Go over the entries below line by line, copying each one that contains the word "color".

[Items from a figure collection]
-----
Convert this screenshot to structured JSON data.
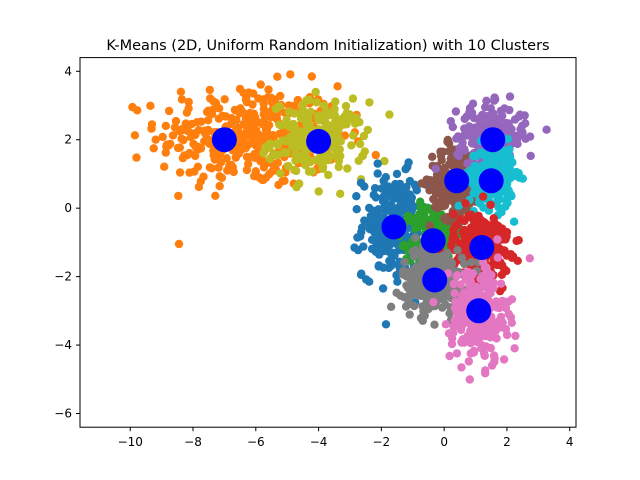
{
  "chart_data": {
    "type": "scatter",
    "title": "K-Means (2D, Uniform Random Initialization) with 10 Clusters",
    "xlabel": "",
    "ylabel": "",
    "xlim": [
      -11.6,
      4.2
    ],
    "ylim": [
      -6.4,
      4.4
    ],
    "x_ticks": [
      -10,
      -8,
      -6,
      -4,
      -2,
      0,
      2,
      4
    ],
    "y_ticks": [
      -6,
      -4,
      -2,
      0,
      2,
      4
    ],
    "x_tick_labels": [
      "−10",
      "−8",
      "−6",
      "−4",
      "−2",
      "0",
      "2",
      "4"
    ],
    "y_tick_labels": [
      "−6",
      "−4",
      "−2",
      "0",
      "2",
      "4"
    ],
    "grid": false,
    "legend": "none",
    "clusters": [
      {
        "color": "#ff7f0e",
        "center": [
          -6.2,
          2.1
        ],
        "spread": [
          1.45,
          0.75
        ],
        "count": 360
      },
      {
        "color": "#bcbd22",
        "center": [
          -4.0,
          2.0
        ],
        "spread": [
          0.75,
          0.55
        ],
        "count": 200
      },
      {
        "color": "#1f77b4",
        "center": [
          -1.6,
          -0.5
        ],
        "spread": [
          0.5,
          0.75
        ],
        "count": 260
      },
      {
        "color": "#2ca02c",
        "center": [
          -0.35,
          -0.95
        ],
        "spread": [
          0.35,
          0.55
        ],
        "count": 200
      },
      {
        "color": "#8c564b",
        "center": [
          0.35,
          0.8
        ],
        "spread": [
          0.4,
          0.55
        ],
        "count": 220
      },
      {
        "color": "#9467bd",
        "center": [
          1.5,
          2.1
        ],
        "spread": [
          0.55,
          0.45
        ],
        "count": 220
      },
      {
        "color": "#17becf",
        "center": [
          1.5,
          0.9
        ],
        "spread": [
          0.35,
          0.45
        ],
        "count": 220
      },
      {
        "color": "#d62728",
        "center": [
          1.2,
          -1.1
        ],
        "spread": [
          0.45,
          0.5
        ],
        "count": 240
      },
      {
        "color": "#7f7f7f",
        "center": [
          -0.35,
          -2.1
        ],
        "spread": [
          0.5,
          0.45
        ],
        "count": 260
      },
      {
        "color": "#e377c2",
        "center": [
          1.1,
          -3.1
        ],
        "spread": [
          0.45,
          0.75
        ],
        "count": 260
      }
    ],
    "centroids": {
      "color": "#0000ff",
      "points": [
        [
          -7.0,
          2.0
        ],
        [
          -4.0,
          1.95
        ],
        [
          -1.6,
          -0.55
        ],
        [
          -0.35,
          -0.95
        ],
        [
          0.4,
          0.8
        ],
        [
          1.55,
          2.0
        ],
        [
          1.5,
          0.8
        ],
        [
          1.2,
          -1.15
        ],
        [
          -0.3,
          -2.1
        ],
        [
          1.1,
          -3.0
        ]
      ]
    }
  }
}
-----
RIGHT ANSWER »
        "color": "#ff7f0e",
        "color": "#bcbd22",
        "color": "#1f77b4",
        "color": "#2ca02c",
        "color": "#8c564b",
        "color": "#9467bd",
        "color": "#17becf",
        "color": "#d62728",
        "color": "#7f7f7f",
        "color": "#e377c2",
      "color": "#0000ff",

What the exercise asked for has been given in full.